*** TASK MATERIAL ***

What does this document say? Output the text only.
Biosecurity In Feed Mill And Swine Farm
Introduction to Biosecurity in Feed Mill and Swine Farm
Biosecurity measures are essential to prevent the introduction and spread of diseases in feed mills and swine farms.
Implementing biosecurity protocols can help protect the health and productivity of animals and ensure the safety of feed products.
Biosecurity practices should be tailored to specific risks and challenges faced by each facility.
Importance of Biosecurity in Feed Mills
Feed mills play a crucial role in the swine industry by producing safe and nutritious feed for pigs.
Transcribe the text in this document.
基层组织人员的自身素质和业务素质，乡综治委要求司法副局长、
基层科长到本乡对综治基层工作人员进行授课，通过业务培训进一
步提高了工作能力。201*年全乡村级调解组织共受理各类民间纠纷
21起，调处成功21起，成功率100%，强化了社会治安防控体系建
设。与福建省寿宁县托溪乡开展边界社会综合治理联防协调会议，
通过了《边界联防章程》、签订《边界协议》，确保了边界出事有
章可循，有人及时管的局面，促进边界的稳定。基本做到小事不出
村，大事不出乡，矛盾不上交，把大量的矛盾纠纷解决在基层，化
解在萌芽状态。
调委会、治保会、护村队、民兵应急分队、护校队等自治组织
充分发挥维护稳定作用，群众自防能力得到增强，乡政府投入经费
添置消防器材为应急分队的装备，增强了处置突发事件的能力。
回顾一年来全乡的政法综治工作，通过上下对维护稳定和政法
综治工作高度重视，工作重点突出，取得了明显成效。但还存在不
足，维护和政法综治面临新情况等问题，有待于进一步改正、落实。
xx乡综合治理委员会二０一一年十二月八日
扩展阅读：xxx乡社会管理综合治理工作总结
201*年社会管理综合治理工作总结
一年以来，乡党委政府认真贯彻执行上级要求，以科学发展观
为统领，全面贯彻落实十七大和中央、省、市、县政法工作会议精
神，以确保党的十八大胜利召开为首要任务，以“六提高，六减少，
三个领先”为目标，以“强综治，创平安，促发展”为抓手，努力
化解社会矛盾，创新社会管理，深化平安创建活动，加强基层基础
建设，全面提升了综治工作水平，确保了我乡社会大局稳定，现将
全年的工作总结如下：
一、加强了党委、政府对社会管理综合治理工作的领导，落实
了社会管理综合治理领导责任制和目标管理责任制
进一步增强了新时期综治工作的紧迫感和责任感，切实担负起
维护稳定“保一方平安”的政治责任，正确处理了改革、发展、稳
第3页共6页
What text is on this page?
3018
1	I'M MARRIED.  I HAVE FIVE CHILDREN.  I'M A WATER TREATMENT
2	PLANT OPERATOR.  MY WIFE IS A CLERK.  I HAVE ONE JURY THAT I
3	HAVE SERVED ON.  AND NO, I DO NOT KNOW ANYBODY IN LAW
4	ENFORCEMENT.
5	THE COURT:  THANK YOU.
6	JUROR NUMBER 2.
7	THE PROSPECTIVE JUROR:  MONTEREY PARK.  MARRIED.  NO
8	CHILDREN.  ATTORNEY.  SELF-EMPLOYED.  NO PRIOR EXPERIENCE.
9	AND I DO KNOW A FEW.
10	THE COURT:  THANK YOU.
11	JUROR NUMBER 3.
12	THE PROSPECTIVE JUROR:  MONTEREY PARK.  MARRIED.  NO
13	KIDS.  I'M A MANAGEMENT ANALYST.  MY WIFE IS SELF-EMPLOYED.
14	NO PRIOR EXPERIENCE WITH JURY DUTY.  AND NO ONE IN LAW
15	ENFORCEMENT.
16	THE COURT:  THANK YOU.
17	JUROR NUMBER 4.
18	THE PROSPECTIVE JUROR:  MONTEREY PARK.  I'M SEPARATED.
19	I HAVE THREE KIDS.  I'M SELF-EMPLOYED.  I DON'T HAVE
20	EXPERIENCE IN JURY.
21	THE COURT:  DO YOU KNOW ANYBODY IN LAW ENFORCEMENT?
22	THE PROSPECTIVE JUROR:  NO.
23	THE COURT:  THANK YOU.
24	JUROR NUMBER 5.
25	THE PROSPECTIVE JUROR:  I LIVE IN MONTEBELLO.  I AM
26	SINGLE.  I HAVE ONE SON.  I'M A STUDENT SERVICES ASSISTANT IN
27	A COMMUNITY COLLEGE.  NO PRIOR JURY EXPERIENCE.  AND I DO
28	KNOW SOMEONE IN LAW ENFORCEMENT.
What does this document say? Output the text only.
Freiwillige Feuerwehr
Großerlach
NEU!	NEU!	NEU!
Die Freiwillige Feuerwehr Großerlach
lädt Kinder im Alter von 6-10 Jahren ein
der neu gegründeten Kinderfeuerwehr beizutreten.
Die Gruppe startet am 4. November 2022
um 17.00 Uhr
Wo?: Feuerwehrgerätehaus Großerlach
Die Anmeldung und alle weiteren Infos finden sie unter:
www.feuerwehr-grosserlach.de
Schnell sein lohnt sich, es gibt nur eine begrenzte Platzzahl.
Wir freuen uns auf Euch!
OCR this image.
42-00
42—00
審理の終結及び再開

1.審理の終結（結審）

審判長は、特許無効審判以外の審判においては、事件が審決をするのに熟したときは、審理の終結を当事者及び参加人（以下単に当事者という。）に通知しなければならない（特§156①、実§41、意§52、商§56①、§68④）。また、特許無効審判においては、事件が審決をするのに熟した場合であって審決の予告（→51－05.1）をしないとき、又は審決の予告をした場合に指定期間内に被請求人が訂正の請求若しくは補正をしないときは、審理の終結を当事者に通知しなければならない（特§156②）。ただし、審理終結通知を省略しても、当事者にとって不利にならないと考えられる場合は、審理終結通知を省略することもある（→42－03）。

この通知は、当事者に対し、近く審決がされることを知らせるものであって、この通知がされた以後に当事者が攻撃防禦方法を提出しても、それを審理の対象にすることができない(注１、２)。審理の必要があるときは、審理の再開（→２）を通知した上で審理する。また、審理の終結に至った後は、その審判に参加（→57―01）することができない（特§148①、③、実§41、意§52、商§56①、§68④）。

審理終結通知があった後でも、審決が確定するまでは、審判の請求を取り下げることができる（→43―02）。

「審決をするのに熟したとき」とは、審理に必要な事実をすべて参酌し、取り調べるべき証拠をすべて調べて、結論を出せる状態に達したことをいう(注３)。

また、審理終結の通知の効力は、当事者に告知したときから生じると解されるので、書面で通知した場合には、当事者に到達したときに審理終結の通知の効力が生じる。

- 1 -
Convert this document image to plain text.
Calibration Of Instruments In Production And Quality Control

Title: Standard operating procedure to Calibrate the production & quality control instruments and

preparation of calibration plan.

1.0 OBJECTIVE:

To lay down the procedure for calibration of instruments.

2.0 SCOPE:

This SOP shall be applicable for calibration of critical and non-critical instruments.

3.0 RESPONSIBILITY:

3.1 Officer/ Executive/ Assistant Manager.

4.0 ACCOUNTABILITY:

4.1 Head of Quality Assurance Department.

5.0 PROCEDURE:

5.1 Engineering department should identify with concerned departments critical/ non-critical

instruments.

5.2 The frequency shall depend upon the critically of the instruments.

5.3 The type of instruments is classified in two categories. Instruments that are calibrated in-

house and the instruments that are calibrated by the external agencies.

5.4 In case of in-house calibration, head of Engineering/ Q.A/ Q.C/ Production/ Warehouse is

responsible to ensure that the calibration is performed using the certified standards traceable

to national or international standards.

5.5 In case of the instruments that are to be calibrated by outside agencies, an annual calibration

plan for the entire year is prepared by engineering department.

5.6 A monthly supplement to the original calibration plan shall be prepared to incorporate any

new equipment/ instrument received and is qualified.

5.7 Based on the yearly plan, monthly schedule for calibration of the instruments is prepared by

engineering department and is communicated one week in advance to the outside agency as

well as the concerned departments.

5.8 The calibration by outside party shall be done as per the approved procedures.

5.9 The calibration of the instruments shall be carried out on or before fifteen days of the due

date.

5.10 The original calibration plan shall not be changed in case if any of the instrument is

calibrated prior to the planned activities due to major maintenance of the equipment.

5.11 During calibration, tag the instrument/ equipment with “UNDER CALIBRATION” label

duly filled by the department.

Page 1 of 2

***

List all lines in the material containing the string "SELF".

**SOLUTION TO THIS PROBLEM:**
8	CHILDREN.  ATTORNEY.  SELF-EMPLOYED.  NO PRIOR EXPERIENCE.
13	KIDS.  I'M A MANAGEMENT ANALYST.  MY WIFE IS SELF-EMPLOYED.
19	I HAVE THREE KIDS.  I'M SELF-EMPLOYED.  I DON'T HAVE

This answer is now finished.